++++ EXTRACT ++++

13. The said provisions, in my view would not make the petitioner or its Recovery Officer a Court, as the counsel for the petitioner contends. All that the said provisions vest in the petitioner are certain powers of the Civil Court and which would not include the inherent adjudicatory powers as in the Civil Court.

14. I however find:

(a) Supreme Court in Rajasthan Prem Krishan Goods Transport Co. Vs. Regional Provident Fund Commissioner, New Delhi (1996) 9 SCC 454 to have upheld the finding recorded by the Regional Provident Fund Commissioner of clubbing all the employees of two business entities and treating two to be one entity and thereby making the provisions of the PF Act applicable, without however going into the question; however

neither of the two entities was a „company‟ within the meaning of the Companies Act and the question of corporate veil did not arise;

(b) Supreme Court to have in Calcutta Chromotype Ltd. Vs. Collector of Central Excise, Calcutta (1998) 3 SCC 681 held that there is no bar on the authorities to lift the veil of a company to see it was not wearing that mask for not being treated as a related person when, in fact, it was one and the same person; however again, what was for adjudication was the applicability of Section 4(1)(a) of the Central Excise and Salt Act, 1944 dealing with sales „not to a related person‟;

       (c)     M/s L. N. Gadodia and Son Pvt. Ltd. Vs. Regional Provident
               Fund     Commissioner      MANU/DE/9834/2007         where        also

clubbing of the employees of two companies for applying the provisions of the PF Act was upheld;

(d) G.V. Films Ltd. Vs. S. Priyadarshan MANU/TN/2550/2005 where a Single Judge of the High Court of Madras to have held that the Tax Recovery Officer, acting under Rules 82 and 83 of the Second Schedule to the Income Tax Act, 1961, is entitled to lift the veil of corporate entity and pay regard to the realities; though a number of judgments were relied upon but if I may respectfully say so, none is with respect to the power of the authorities such as the petitioner herein or its RO and are in the context of the power of the Court to lift the corporate veil;

(e) M/s. Gujarat Sweet Mart Vs. Regional Director, Employees State Insurance MANU/MH/0378/2014 holding that in the matter of realisation of statutory dues the authorities can always lift the corporate veil to find out the real persons who are responsible for payment of said statutory dues and that the PF Act is a beneficial piece of legislation so as to ensure that the employees get their due share on superannuation; accordingly, the realisation of provident fund dues of another company from its holding company was upheld;

(f) K. Ramasamy Vs. Commissioner of Income Tax MANU/TN/2670/2002 where a Division Bench of the High Court of Madras held that income tax authorities are entitled to pierce the veil of corporate personality and look at the reality of transaction;

(g) Bhaskar Tea & Industries Ltd. Vs. Employees' Regional Provident Fund Organization MANU/WB/0483/2014 also holding that in the matter of realisation of statutory dues, the authorities can always lift the corporate veil to find out the real persons who are responsible for payment of such statutory dues.

++++

REQUESTS:
1. Reproduce the passage on lifting the corporate veil, starting at the words "13. The said" and ending after the words "the Civil Court.".
2. Take the passage on lifting the corporate veil further from the point where it stops.

++++ SUPPLIED MATERIAL ++++

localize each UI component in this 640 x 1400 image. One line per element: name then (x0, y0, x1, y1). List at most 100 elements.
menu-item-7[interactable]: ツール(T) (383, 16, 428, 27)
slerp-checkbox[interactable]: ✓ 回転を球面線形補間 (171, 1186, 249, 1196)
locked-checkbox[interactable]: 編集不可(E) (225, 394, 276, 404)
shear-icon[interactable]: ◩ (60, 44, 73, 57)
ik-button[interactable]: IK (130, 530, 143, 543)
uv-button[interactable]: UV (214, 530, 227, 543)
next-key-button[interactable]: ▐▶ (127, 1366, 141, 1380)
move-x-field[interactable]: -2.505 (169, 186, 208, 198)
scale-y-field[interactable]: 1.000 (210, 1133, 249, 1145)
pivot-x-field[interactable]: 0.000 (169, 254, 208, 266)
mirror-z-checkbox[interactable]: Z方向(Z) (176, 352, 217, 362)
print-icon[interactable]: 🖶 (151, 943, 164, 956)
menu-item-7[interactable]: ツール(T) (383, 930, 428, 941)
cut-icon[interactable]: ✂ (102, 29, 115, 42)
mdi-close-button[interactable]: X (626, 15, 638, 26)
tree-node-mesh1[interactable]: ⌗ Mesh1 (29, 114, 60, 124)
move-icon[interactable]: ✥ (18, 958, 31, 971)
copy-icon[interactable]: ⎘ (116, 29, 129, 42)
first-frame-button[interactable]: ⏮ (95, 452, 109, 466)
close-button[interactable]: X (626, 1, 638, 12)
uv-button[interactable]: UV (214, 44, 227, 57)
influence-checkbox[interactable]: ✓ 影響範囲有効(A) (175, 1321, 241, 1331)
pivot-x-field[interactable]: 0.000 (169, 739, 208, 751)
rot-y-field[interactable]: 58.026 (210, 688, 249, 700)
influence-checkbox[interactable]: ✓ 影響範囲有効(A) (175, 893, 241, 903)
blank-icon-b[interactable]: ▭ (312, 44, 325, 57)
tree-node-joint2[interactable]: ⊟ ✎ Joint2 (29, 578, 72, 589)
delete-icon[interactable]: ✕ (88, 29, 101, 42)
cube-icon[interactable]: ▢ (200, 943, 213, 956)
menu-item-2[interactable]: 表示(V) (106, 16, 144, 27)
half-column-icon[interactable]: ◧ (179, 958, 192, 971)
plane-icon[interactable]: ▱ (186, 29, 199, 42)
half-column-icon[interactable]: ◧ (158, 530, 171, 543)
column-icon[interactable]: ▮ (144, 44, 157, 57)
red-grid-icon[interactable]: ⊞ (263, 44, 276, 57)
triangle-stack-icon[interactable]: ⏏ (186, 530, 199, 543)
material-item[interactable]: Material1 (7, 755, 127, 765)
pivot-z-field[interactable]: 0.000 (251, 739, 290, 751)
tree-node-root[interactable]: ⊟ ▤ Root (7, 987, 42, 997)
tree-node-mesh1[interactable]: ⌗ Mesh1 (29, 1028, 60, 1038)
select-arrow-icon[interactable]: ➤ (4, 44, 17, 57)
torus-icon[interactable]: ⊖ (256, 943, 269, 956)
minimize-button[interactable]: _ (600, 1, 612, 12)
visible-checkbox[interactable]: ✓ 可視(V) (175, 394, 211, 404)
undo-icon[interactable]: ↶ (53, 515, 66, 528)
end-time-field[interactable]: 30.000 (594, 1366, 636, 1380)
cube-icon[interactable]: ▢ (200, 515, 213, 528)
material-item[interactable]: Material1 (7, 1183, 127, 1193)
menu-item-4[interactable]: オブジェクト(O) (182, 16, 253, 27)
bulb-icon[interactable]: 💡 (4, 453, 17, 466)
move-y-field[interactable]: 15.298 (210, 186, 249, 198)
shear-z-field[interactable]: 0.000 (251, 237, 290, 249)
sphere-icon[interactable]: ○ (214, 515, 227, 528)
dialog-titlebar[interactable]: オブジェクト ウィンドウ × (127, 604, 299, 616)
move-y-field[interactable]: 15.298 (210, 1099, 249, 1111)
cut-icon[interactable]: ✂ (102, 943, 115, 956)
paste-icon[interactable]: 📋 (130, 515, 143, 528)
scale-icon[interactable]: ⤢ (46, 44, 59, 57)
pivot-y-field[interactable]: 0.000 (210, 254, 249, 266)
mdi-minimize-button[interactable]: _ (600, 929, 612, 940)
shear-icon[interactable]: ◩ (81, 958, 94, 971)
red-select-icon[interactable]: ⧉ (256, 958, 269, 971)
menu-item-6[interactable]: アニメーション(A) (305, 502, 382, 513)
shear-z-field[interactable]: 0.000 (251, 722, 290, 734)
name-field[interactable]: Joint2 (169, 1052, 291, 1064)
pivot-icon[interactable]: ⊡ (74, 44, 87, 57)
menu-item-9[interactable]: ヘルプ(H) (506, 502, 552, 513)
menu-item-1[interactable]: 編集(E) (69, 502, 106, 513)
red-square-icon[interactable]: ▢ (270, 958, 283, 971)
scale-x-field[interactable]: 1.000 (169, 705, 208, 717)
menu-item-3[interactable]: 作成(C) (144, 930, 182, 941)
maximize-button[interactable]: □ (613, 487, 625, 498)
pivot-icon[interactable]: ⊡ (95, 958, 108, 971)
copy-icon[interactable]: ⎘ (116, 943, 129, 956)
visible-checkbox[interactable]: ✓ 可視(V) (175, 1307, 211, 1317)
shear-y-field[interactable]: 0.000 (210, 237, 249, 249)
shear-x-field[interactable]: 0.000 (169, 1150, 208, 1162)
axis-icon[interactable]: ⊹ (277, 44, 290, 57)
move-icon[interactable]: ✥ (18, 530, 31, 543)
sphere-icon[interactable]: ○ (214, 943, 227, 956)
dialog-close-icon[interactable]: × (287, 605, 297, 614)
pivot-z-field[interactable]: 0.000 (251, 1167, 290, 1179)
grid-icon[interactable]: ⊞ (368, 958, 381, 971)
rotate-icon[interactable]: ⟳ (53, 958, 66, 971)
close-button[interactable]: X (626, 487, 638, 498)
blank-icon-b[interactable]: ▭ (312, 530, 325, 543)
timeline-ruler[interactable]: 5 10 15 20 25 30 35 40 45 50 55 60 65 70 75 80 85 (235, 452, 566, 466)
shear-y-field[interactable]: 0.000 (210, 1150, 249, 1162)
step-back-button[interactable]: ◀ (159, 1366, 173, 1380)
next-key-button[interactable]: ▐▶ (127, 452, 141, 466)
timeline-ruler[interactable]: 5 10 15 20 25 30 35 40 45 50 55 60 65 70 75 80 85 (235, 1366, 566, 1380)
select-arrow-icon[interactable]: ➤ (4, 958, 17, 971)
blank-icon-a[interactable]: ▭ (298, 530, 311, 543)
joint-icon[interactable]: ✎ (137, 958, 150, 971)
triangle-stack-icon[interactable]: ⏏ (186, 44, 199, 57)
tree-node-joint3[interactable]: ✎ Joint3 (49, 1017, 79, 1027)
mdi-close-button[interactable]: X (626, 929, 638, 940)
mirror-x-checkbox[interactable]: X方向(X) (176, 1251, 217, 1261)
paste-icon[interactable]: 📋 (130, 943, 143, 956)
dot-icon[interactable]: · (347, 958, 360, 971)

++++

TASK-BY-TASK ANSWERS:
1.
13. The said provisions, in my view would not make the petitioner or its Recovery Officer a Court, as the counsel for the petitioner contends. All that the said provisions vest in the petitioner are certain powers of the Civil Court and which would not include the inherent adjudicatory powers as in the Civil Court.

2.
15. Though a reading of the aforesaid judgments would indicate that the petitioner / its RO is entitled and empowered to pierce the corporate veil but I may mention that the judgments of the Supreme Court aforenoted are with respect to the clubbing of employees for the purpose of application of the beneficial legislations, provisions whereof are applicable only upon a certain minimum number of employees being employed therein and in the context

of the definition and meaning of "establishment" and "employer" in the said statutes and the said judgments may not be applicable in the context of recovery of PF dues of one company by attachment and sale of properties of another company by lifting/piercing the corporate veil as has been done in the present case. The judgment supra of this court is also in the same vein. Though the High Courts of Madras, Bombay and Calcutta have held so, but I do not find any judgment of this Court and entertain doubt whether the authorities under the PF Act can be held to be so empowered. In fact the High Court of Bombay in Universal Pollution Control (I) P. Ltd. Vs. Regional Provident Fund Commissioner 2006 (3) Mh. L.J.831 held that there is no provision in the PF Act that a liability of one company can be fastened on the other company even by lifting the corporate veil. Mention may also be made to Regional Provident Fund Commissioner Vs. ABS Spinning Orissa Ltd. MANU/SC/8103/2008 where a holding company was held to be not liable for provident fund dues of its subsidiary.

16. In my view, corporate veil can be lifted either where it is permitted by a statute or where it is contractually so agreed or under the common law.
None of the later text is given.